INPUT ROWS ->

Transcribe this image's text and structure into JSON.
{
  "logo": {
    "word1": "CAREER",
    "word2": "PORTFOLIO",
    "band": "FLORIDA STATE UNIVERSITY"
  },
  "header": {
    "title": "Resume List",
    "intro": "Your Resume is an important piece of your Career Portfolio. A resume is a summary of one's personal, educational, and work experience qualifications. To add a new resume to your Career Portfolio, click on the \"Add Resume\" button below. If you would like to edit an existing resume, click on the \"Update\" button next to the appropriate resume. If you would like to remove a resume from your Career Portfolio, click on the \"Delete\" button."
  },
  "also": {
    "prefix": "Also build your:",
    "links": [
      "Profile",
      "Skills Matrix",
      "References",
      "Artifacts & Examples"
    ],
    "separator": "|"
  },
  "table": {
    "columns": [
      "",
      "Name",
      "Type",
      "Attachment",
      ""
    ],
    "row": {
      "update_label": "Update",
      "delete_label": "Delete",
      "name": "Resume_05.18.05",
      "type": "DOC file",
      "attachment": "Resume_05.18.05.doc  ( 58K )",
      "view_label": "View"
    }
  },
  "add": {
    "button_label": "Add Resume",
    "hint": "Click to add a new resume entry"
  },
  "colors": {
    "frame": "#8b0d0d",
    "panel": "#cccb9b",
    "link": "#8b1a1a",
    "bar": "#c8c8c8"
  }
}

DIRECTIONS ->
Quote every entry exactly.

ANSWER TO THE PROBLEM ->
Transcribe this image's text and structure into JSON.
{
  "logo": {
    "word1": "CAREER",
    "word2": "PORTFOLIO",
    "band": "FLORIDA STATE UNIVERSITY"
  },
  "header": {
    "title": "Resume List",
    "intro": "Your Resume is an important piece of your Career Portfolio. A resume is a summary of one's personal, educational, and work experience qualifications. To add a new resume to your Career Portfolio, click on the \"Add Resume\" button below. If you would like to edit an existing resume, click on the \"Update\" button next to the appropriate resume. If you would like to remove a resume from your Career Portfolio, click on the \"Delete\" button."
  },
  "also": {
    "prefix": "Also build your:",
    "links": [
      "Profile",
      "Skills Matrix",
      "References",
      "Artifacts & Examples"
    ],
    "separator": "|"
  },
  "table": {
    "columns": [
      "",
      "Name",
      "Type",
      "Attachment",
      ""
    ],
    "row": {
      "update_label": "Update",
      "delete_label": "Delete",
      "name": "Resume_05.18.05",
      "type": "DOC file",
      "attachment": "Resume_05.18.05.doc  ( 58K )",
      "view_label": "View"
    }
  },
  "add": {
    "button_label": "Add Resume",
    "hint": "Click to add a new resume entry"
  },
  "colors": {
    "frame": "#8b0d0d",
    "panel": "#cccb9b",
    "link": "#8b1a1a",
    "bar": "#c8c8c8"
  }
}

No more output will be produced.